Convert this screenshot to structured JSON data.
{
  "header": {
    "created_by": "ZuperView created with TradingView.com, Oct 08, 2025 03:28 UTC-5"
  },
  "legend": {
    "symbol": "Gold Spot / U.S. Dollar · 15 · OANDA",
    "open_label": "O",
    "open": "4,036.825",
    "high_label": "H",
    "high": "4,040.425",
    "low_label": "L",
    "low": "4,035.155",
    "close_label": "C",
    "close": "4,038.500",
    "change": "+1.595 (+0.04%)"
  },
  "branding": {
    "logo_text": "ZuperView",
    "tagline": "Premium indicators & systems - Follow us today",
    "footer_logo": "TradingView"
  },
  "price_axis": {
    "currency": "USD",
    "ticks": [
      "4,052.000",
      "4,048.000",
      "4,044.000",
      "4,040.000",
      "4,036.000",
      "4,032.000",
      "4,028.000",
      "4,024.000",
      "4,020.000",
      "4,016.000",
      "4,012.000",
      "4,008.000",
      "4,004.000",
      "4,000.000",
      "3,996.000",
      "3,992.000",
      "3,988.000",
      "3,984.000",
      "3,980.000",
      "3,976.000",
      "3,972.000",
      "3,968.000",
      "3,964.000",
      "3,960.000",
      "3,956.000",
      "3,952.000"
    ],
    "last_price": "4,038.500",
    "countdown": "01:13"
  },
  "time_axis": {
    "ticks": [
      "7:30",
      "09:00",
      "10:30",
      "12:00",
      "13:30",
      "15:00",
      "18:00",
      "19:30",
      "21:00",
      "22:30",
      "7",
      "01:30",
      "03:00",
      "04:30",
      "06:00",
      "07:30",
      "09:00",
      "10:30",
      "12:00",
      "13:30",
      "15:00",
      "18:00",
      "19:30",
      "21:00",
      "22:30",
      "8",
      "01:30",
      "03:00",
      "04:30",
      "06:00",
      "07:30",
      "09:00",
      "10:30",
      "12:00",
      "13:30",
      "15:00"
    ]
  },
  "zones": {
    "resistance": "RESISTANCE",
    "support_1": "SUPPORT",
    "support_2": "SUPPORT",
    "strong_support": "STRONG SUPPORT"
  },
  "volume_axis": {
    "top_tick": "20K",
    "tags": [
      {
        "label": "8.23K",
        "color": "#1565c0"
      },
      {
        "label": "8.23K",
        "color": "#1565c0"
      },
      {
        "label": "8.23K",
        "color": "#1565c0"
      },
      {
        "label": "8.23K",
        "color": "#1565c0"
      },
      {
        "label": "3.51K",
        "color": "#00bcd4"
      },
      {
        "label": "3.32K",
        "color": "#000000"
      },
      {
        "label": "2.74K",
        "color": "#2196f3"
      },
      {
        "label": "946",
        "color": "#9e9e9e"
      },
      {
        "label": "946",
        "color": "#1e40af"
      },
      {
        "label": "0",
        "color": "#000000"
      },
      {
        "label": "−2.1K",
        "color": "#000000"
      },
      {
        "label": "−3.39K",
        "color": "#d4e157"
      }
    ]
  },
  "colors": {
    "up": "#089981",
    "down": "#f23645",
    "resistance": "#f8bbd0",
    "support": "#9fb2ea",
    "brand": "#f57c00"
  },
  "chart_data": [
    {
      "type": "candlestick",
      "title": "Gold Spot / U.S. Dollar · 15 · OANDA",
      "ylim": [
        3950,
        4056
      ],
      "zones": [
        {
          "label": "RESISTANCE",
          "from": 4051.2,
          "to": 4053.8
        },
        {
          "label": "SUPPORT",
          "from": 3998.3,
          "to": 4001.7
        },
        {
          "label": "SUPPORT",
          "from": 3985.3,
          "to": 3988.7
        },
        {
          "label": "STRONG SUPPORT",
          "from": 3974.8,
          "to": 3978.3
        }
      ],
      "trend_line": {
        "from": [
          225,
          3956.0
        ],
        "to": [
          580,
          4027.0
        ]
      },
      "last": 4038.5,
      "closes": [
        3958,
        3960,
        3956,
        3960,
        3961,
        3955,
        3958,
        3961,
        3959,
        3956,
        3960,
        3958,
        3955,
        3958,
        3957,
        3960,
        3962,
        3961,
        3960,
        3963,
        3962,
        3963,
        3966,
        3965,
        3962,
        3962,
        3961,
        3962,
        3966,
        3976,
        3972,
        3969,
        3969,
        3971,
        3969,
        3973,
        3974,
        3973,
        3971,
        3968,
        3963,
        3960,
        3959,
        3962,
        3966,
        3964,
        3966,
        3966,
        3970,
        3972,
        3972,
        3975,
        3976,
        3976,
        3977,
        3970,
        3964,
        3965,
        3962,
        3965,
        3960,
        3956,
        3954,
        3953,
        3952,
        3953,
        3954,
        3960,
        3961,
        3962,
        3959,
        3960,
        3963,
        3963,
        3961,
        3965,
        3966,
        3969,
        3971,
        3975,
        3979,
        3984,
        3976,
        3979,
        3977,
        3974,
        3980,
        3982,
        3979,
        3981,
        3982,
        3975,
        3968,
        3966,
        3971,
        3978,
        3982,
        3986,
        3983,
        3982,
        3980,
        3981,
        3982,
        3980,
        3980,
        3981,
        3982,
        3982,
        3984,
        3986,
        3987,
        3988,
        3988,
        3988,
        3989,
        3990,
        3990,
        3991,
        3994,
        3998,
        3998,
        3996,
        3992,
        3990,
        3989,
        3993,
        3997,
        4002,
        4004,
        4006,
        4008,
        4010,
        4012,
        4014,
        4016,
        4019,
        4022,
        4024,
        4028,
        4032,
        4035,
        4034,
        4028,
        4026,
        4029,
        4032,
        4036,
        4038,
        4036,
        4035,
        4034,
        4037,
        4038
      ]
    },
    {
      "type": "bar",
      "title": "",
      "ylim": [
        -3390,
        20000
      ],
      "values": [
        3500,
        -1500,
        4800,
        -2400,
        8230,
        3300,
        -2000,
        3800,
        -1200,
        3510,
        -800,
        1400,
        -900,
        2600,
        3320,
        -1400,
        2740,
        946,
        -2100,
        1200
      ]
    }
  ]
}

WRITTEN INSTRUCTION: Look through the entries above and list every line containing "Spot".

FULL OUTPUT:
    "symbol": "Gold Spot / U.S. Dollar · 15 · OANDA",
      "title": "Gold Spot / U.S. Dollar · 15 · OANDA",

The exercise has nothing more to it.